Some records:
## BEGIN
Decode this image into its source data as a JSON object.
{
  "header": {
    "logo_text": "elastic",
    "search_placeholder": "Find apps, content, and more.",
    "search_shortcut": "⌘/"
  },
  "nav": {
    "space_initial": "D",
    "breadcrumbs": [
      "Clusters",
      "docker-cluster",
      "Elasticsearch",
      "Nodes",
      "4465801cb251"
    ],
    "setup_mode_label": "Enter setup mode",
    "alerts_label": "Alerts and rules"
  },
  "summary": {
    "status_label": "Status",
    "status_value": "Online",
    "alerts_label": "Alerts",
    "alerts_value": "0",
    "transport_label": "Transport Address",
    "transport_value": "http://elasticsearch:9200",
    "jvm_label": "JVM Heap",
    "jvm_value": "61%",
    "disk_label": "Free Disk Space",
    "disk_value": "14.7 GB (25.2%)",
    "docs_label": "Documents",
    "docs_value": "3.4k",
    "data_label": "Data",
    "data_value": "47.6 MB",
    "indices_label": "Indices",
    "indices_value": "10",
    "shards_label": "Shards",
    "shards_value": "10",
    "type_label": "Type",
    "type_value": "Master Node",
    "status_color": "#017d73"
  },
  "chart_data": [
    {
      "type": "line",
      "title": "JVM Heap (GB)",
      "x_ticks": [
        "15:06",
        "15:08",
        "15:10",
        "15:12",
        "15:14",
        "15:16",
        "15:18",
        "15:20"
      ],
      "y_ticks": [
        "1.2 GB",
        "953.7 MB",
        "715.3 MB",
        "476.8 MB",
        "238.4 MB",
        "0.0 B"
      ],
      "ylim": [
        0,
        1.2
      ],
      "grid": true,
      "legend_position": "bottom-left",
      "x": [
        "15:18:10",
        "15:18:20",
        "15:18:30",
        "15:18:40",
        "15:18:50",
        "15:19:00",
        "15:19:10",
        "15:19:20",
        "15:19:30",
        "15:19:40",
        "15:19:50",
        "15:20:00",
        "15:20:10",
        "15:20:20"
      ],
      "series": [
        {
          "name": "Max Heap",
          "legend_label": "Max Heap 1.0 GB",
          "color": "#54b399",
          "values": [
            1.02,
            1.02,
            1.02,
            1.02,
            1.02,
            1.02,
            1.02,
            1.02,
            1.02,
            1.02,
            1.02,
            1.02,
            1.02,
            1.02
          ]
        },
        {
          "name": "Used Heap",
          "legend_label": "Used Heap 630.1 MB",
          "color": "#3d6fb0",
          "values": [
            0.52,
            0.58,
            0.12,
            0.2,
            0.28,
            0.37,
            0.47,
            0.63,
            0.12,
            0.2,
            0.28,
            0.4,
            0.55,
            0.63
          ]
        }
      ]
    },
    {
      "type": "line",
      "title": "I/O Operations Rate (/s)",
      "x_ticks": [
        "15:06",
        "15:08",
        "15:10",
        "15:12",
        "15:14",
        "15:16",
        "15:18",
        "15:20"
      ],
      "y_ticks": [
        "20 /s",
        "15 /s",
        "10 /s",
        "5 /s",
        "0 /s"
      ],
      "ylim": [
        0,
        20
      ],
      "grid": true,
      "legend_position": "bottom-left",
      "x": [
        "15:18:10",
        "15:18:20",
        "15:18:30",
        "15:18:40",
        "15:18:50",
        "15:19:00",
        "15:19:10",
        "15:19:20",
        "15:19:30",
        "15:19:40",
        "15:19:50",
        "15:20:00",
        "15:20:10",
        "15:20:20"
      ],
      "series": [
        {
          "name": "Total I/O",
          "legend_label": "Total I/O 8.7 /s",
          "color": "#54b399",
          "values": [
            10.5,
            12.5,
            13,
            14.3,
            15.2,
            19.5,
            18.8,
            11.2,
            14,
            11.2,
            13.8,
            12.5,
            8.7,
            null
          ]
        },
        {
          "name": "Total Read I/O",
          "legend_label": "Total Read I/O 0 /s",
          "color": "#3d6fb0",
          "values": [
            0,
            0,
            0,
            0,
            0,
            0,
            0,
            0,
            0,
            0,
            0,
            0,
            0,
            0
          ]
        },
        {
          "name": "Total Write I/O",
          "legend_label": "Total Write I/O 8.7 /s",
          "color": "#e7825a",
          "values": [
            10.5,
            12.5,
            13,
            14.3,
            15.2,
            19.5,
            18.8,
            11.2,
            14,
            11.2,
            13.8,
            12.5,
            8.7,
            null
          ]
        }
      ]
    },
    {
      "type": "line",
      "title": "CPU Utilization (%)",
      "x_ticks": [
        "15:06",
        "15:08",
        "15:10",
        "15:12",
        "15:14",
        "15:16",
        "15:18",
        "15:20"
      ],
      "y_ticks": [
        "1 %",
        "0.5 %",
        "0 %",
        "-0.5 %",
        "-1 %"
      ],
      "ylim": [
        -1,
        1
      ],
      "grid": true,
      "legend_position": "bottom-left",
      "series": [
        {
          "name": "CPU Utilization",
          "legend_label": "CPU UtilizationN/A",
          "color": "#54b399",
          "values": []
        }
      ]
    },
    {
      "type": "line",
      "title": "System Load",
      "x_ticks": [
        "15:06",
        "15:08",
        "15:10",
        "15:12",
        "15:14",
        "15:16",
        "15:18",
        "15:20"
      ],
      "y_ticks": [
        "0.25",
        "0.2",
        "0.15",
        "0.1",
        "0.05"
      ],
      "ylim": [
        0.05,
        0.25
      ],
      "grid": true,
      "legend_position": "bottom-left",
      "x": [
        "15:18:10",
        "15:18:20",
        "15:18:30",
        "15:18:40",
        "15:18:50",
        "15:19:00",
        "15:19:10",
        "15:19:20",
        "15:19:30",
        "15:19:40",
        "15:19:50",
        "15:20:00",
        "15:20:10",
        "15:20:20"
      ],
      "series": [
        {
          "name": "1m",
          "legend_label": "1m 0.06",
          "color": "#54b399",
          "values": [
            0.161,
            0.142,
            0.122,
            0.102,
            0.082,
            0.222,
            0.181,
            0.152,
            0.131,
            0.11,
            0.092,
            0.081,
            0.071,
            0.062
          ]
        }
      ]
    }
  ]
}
## END
## BEGIN
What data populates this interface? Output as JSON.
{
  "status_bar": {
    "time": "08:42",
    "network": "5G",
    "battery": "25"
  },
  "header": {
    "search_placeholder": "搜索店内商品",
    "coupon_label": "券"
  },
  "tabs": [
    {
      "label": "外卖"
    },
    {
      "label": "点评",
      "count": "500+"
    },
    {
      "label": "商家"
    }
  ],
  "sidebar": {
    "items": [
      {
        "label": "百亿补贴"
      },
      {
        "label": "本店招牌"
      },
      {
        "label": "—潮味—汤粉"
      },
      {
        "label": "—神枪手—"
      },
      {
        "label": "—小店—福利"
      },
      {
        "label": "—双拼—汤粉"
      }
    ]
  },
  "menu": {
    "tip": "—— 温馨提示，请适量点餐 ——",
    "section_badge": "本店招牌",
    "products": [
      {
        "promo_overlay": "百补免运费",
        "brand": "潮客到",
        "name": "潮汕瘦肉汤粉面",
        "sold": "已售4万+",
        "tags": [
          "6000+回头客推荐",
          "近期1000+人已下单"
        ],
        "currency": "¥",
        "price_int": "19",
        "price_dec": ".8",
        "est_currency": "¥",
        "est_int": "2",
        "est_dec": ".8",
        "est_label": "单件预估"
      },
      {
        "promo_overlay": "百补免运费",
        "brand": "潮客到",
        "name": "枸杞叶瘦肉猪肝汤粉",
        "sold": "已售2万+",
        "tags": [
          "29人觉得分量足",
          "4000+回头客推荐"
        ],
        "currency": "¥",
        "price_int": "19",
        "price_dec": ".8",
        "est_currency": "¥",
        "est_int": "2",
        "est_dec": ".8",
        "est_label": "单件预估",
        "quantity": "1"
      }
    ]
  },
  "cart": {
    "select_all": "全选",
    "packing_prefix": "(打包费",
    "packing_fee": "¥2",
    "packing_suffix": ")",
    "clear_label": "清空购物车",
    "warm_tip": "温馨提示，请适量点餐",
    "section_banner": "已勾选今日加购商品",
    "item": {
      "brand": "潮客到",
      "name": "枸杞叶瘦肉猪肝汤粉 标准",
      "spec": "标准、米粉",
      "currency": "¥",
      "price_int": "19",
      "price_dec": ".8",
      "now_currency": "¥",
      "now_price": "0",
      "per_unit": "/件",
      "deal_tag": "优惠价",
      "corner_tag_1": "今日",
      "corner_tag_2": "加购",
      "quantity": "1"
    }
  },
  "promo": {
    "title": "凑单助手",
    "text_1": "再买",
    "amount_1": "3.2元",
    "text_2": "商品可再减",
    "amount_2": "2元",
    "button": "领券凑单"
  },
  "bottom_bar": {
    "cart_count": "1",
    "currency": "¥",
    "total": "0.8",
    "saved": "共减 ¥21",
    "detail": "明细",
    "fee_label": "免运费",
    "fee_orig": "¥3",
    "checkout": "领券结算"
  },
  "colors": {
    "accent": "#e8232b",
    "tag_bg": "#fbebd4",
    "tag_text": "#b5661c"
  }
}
## END
## BEGIN
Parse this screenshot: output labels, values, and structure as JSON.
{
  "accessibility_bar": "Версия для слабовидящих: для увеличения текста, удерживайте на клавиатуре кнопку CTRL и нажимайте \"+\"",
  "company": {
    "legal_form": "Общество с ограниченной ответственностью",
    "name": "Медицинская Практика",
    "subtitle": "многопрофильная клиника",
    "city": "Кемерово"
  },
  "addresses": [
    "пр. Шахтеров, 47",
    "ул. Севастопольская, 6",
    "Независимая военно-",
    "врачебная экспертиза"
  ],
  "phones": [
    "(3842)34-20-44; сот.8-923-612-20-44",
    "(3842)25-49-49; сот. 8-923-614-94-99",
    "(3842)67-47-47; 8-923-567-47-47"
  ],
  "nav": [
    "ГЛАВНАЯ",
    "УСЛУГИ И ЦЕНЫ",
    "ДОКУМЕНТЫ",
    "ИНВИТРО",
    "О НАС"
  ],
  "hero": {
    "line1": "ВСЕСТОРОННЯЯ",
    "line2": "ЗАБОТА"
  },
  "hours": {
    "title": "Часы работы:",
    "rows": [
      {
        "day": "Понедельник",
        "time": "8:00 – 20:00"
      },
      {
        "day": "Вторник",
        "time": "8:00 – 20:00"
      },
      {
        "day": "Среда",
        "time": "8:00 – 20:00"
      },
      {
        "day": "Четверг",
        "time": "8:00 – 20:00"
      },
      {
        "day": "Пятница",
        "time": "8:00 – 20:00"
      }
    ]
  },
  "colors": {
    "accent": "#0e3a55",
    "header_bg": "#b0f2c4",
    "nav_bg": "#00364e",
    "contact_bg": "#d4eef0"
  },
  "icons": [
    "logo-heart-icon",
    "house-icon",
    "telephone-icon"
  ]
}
## END
Exercise requirements:
Among the lines of the data, identify those with the word "JSON". Copy each of them.

The reply:
Decode this image into its source data as a JSON object.
What data populates this interface? Output as JSON.
Parse this screenshot: output labels, values, and structure as JSON.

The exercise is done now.